**Exercise materials**
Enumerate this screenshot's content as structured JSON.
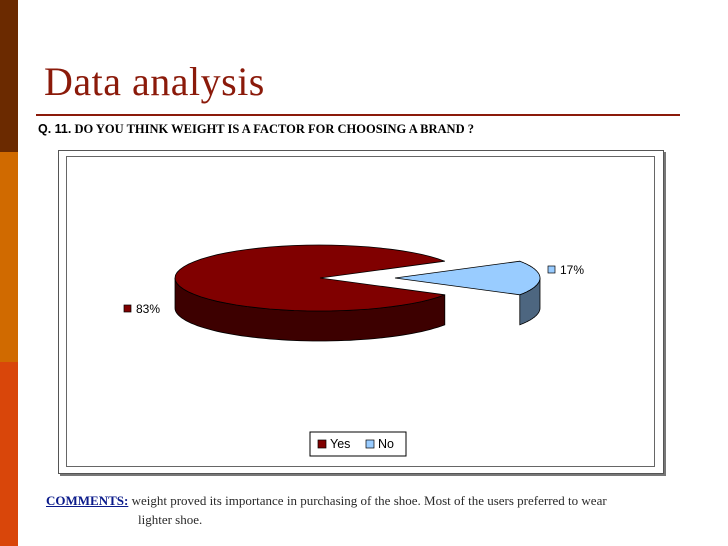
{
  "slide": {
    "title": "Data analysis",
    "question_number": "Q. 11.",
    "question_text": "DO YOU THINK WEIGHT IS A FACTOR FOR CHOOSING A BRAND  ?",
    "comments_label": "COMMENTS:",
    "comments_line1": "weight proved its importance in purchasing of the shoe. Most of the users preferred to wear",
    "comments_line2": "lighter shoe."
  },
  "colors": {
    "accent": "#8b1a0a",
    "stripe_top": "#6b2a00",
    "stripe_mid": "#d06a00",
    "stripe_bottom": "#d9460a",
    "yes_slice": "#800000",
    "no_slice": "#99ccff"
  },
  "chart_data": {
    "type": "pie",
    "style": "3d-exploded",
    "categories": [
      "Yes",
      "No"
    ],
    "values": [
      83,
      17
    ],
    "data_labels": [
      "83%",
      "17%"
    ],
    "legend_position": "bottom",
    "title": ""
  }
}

==

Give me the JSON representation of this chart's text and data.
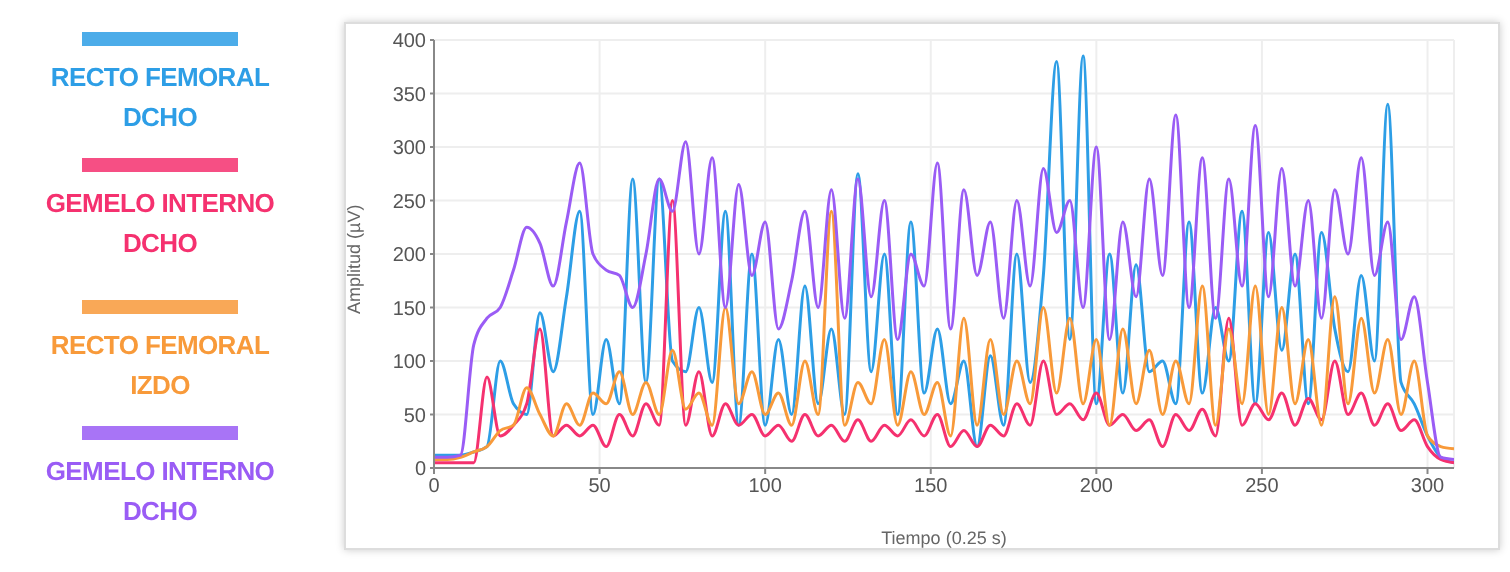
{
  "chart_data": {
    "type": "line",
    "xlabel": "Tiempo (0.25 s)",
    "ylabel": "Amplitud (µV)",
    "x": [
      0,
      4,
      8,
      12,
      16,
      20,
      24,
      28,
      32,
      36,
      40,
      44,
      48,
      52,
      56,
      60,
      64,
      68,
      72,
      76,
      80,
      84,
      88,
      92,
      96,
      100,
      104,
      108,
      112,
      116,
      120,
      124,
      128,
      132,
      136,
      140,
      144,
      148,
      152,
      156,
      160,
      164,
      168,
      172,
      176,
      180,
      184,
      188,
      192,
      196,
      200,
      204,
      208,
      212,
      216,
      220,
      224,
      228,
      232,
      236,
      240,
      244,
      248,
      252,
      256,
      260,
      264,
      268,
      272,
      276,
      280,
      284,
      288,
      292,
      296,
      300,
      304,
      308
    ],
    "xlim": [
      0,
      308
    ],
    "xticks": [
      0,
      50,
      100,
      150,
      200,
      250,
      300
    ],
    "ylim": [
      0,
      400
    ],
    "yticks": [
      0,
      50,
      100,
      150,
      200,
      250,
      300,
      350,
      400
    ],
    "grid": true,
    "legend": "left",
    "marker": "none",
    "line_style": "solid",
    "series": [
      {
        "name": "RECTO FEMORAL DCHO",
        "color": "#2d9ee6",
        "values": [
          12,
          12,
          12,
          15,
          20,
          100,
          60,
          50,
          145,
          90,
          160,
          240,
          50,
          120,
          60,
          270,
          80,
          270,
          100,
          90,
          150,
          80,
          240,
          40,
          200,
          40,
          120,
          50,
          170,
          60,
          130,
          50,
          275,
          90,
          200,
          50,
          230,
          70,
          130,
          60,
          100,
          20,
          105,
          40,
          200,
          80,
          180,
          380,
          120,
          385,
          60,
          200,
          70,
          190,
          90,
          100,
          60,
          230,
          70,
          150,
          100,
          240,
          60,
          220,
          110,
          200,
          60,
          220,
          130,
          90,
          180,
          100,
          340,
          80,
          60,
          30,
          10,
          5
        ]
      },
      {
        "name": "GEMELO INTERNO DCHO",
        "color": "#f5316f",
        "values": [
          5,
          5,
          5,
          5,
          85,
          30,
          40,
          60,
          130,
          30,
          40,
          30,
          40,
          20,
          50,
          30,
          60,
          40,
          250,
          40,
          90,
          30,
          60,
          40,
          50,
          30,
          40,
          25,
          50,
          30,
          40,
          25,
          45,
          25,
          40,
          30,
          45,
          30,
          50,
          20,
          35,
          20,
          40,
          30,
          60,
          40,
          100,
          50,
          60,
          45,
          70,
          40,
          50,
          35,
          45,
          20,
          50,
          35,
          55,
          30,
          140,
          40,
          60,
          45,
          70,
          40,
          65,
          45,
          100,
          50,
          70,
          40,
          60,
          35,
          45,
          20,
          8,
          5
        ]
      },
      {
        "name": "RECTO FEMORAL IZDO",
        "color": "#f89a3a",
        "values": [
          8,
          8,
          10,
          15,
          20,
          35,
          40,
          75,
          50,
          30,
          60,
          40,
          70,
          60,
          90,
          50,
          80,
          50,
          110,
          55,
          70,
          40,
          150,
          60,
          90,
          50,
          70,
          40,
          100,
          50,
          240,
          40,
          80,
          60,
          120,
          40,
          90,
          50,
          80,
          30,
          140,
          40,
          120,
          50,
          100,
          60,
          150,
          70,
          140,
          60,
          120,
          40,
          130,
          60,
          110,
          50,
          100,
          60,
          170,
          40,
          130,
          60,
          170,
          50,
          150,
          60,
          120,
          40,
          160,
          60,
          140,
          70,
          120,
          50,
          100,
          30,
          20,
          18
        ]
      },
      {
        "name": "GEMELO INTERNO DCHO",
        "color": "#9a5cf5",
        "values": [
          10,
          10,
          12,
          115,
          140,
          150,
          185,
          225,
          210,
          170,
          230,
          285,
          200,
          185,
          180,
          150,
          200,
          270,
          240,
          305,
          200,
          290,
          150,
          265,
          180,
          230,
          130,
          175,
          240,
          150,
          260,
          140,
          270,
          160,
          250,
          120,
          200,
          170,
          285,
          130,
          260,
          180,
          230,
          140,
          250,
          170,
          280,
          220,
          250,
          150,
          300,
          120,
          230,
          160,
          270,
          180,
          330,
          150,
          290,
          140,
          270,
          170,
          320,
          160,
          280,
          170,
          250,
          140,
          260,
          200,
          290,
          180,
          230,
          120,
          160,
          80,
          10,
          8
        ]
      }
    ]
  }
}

**Problem to solve**
Look through the material above and work out how many of its lines contain "RECTO". State the number only.

**Final result**
2